Dataset items
══════════════════════════════
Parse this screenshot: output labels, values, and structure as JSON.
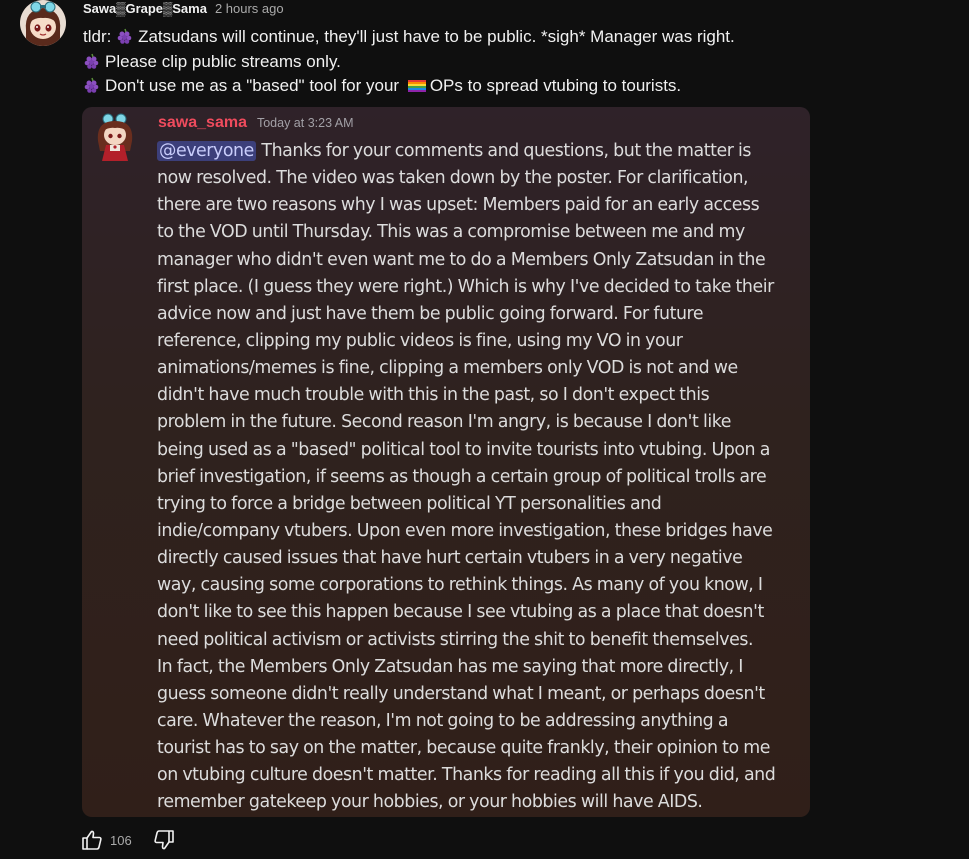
{
  "comment": {
    "author": "Sawa▒Grape▒Sama",
    "timestamp": "2 hours ago",
    "summary_line1": "tldr: ",
    "summary_line1_rest": "Zatsudans will continue, they'll just have to be public. *sigh* Manager was right.",
    "summary_line2": "Please clip public streams only.",
    "summary_line3_a": "Don't use me as a \"based\" tool for your ",
    "summary_line3_b": "OPs to spread vtubing to tourists.",
    "icons": {
      "avatar": "anime-girl-avatar-icon",
      "grape": "grape-emoji-icon",
      "flag": "rainbow-flag-icon"
    }
  },
  "discord": {
    "username": "sawa_sama",
    "timestamp": "Today at 3:23 AM",
    "mention": "@everyone",
    "lines": [
      " Thanks for your comments and questions, but the matter is",
      "now resolved. The video was taken down by the poster. For clarification,",
      "there are two reasons why I was upset: Members paid for an early access",
      "to the VOD until Thursday. This was a compromise between me and my",
      "manager who didn't even want me to do a Members Only Zatsudan in the",
      "first place. (I guess they were right.) Which is why I've decided to take their",
      "advice now and just have them be public going forward. For future",
      "reference, clipping my public videos is fine, using my VO in your",
      "animations/memes is fine, clipping a members only VOD is not and we",
      "didn't have much trouble with this in the past, so I don't expect this",
      "problem in the future. Second reason I'm angry, is because I don't like",
      "being used as a \"based\" political tool to invite tourists into vtubing. Upon a",
      "brief investigation, if seems as though a certain group of political trolls are",
      "trying to force a bridge between political YT personalities and",
      "indie/company vtubers. Upon even more investigation, these bridges have",
      "directly caused issues that have hurt certain vtubers in a very negative",
      "way, causing some corporations to rethink things. As many of you know, I",
      "don't like to see this happen because I see vtubing as a place that doesn't",
      "need political activism or activists stirring the shit to benefit themselves.",
      "In fact, the Members Only Zatsudan has me saying that more directly, I",
      "guess someone didn't really understand what I meant, or perhaps doesn't",
      "care. Whatever the reason, I'm not going to be addressing anything a",
      "tourist has to say on the matter, because quite frankly, their opinion to me",
      "on vtubing culture doesn't matter. Thanks for reading all this if you did, and",
      "remember gatekeep your hobbies, or your hobbies will have AIDS."
    ]
  },
  "actions": {
    "like_count": "106",
    "like_icon": "thumbs-up-icon",
    "dislike_icon": "thumbs-down-icon"
  },
  "colors": {
    "background": "#0f0f0f",
    "discord_username": "#ef4b5d",
    "mention_bg": "#3c3f7a",
    "mention_text": "#c9cdfb"
  }
}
══════════════════════════════
#### Your objective
Copy the material above exactly and drop the pictures.

#### Full response
Parse this screenshot: output labels, values, and structure as JSON.
{
  "comment": {
    "author": "Sawa▒Grape▒Sama",
    "timestamp": "2 hours ago",
    "summary_line1": "tldr: ",
    "summary_line1_rest": "Zatsudans will continue, they'll just have to be public. *sigh* Manager was right.",
    "summary_line2": "Please clip public streams only.",
    "summary_line3_a": "Don't use me as a \"based\" tool for your ",
    "summary_line3_b": "OPs to spread vtubing to tourists.",
    "icons": {
      "avatar": "anime-girl-avatar-icon",
      "grape": "grape-emoji-icon",
      "flag": "rainbow-flag-icon"
    }
  },
  "discord": {
    "username": "sawa_sama",
    "timestamp": "Today at 3:23 AM",
    "mention": "@everyone",
    "lines": [
      " Thanks for your comments and questions, but the matter is",
      "now resolved. The video was taken down by the poster. For clarification,",
      "there are two reasons why I was upset: Members paid for an early access",
      "to the VOD until Thursday. This was a compromise between me and my",
      "manager who didn't even want me to do a Members Only Zatsudan in the",
      "first place. (I guess they were right.) Which is why I've decided to take their",
      "advice now and just have them be public going forward. For future",
      "reference, clipping my public videos is fine, using my VO in your",
      "animations/memes is fine, clipping a members only VOD is not and we",
      "didn't have much trouble with this in the past, so I don't expect this",
      "problem in the future. Second reason I'm angry, is because I don't like",
      "being used as a \"based\" political tool to invite tourists into vtubing. Upon a",
      "brief investigation, if seems as though a certain group of political trolls are",
      "trying to force a bridge between political YT personalities and",
      "indie/company vtubers. Upon even more investigation, these bridges have",
      "directly caused issues that have hurt certain vtubers in a very negative",
      "way, causing some corporations to rethink things. As many of you know, I",
      "don't like to see this happen because I see vtubing as a place that doesn't",
      "need political activism or activists stirring the shit to benefit themselves.",
      "In fact, the Members Only Zatsudan has me saying that more directly, I",
      "guess someone didn't really understand what I meant, or perhaps doesn't",
      "care. Whatever the reason, I'm not going to be addressing anything a",
      "tourist has to say on the matter, because quite frankly, their opinion to me",
      "on vtubing culture doesn't matter. Thanks for reading all this if you did, and",
      "remember gatekeep your hobbies, or your hobbies will have AIDS."
    ]
  },
  "actions": {
    "like_count": "106",
    "like_icon": "thumbs-up-icon",
    "dislike_icon": "thumbs-down-icon"
  },
  "colors": {
    "background": "#0f0f0f",
    "discord_username": "#ef4b5d",
    "mention_bg": "#3c3f7a",
    "mention_text": "#c9cdfb"
  }
}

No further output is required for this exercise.